* **Written task**:
Would you quote every entry exactly, dropping only the pictures?

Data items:

◇ ◇ ◇

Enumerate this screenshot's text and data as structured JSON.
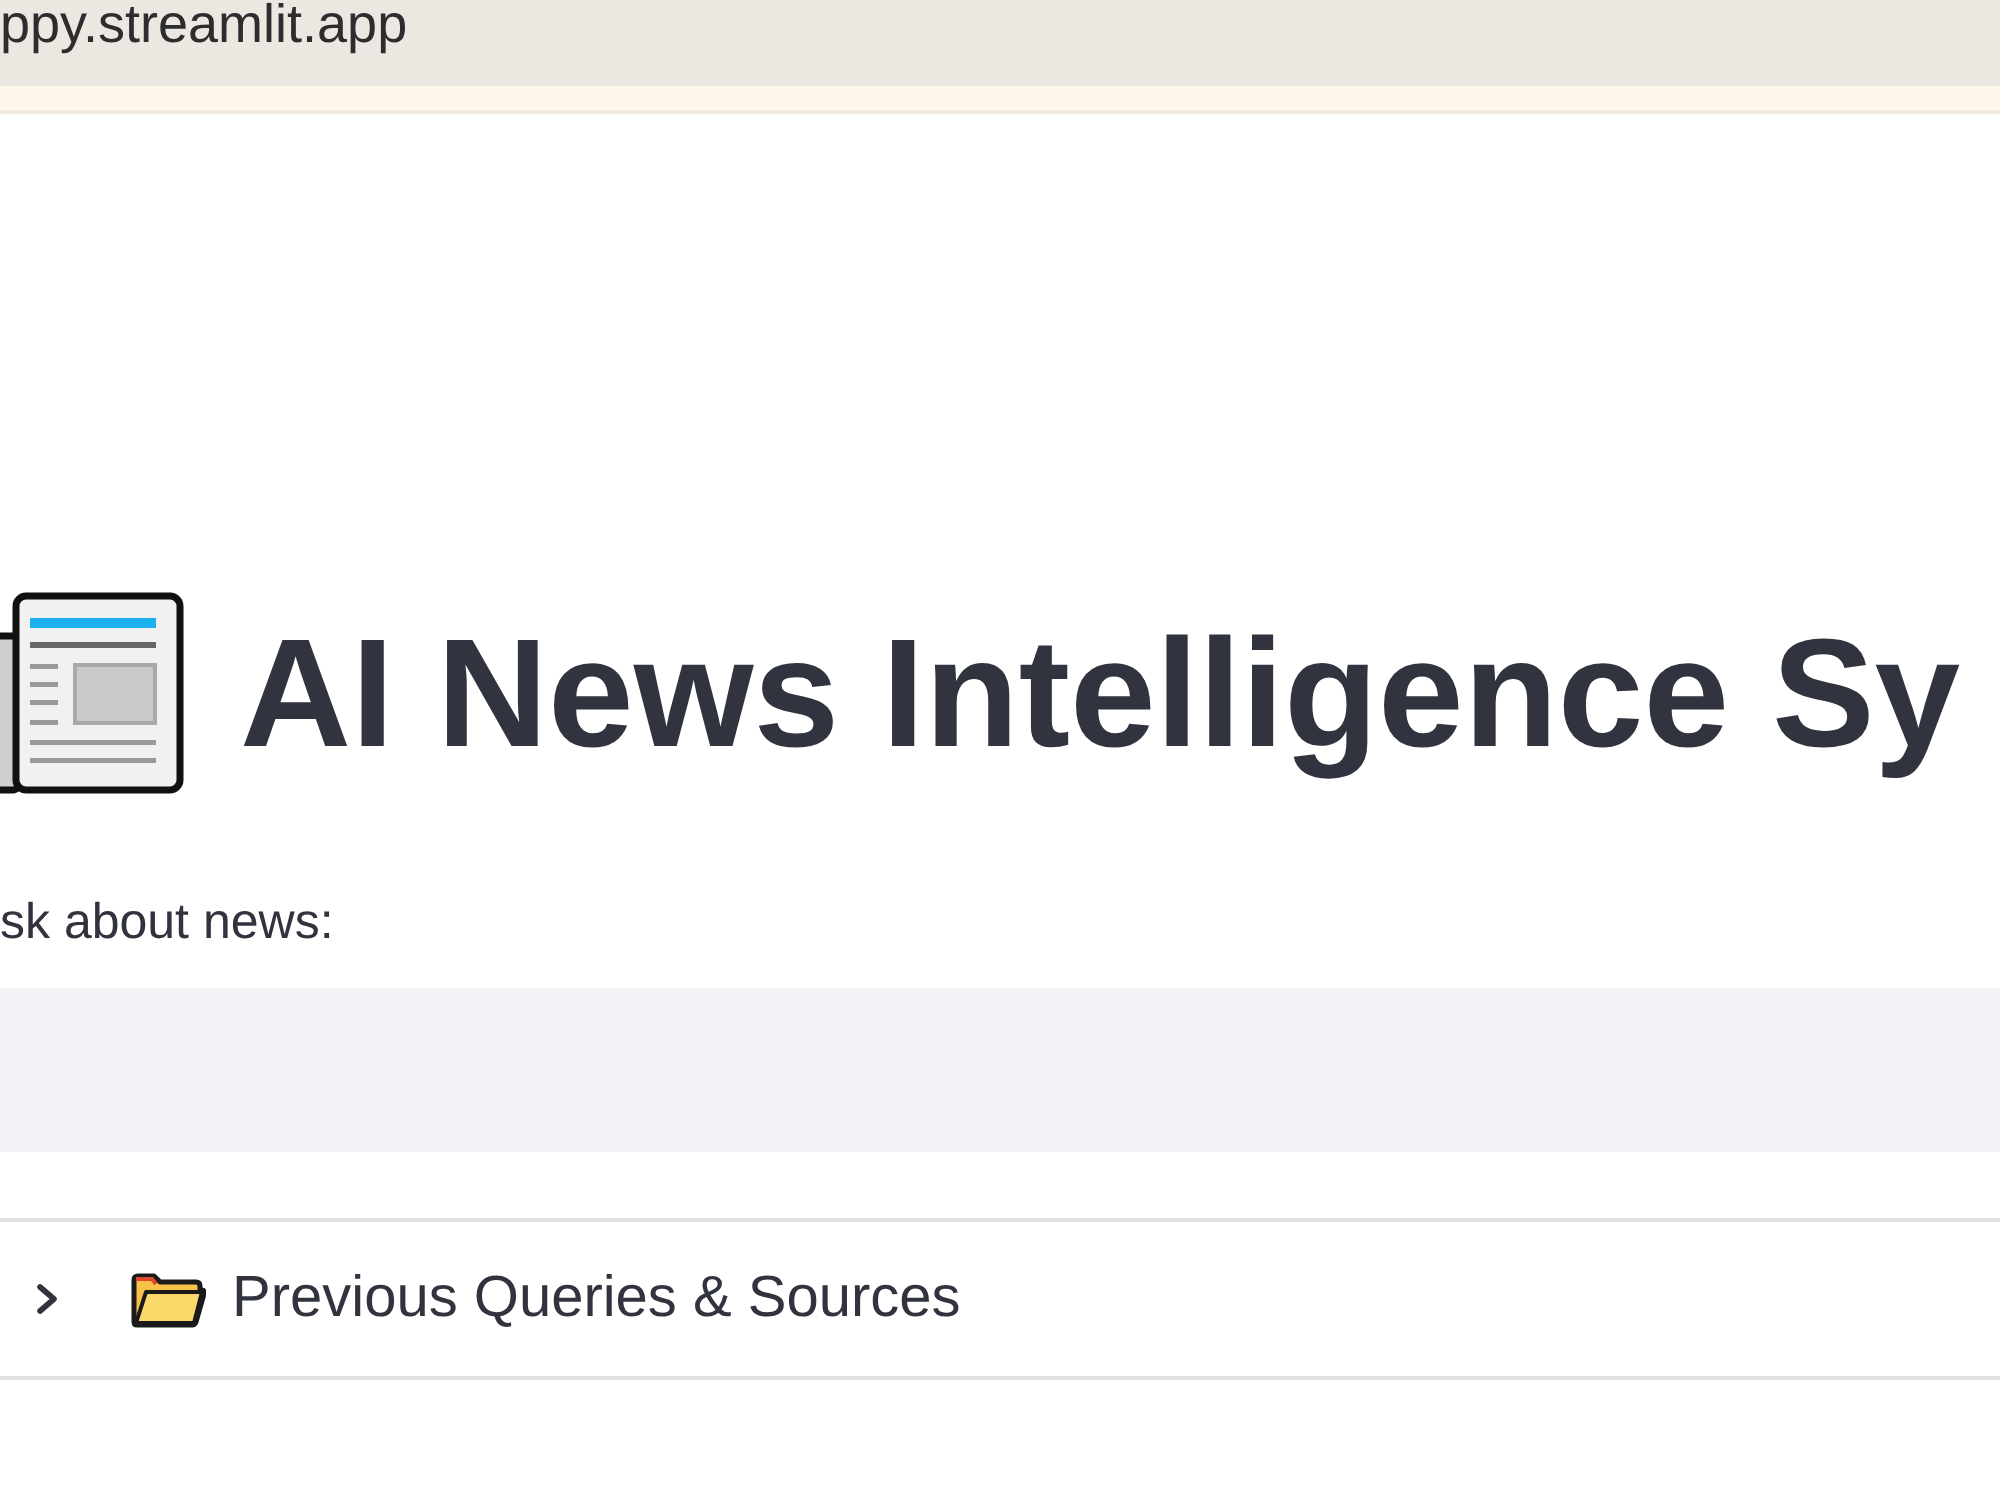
{
  "browser": {
    "address": "ppy.streamlit.app"
  },
  "page": {
    "title": "AI News Intelligence Sy",
    "query_input": {
      "label": "sk about news:"
    },
    "expander": {
      "label": "Previous Queries & Sources",
      "expanded": false
    }
  }
}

◇ ◇ ◇

* **Correct result**:
Enumerate this screenshot's text and data as structured JSON.
{
  "browser": {
    "address": "ppy.streamlit.app"
  },
  "page": {
    "title": "AI News Intelligence Sy",
    "query_input": {
      "label": "sk about news:"
    },
    "expander": {
      "label": "Previous Queries & Sources",
      "expanded": false
    }
  }
}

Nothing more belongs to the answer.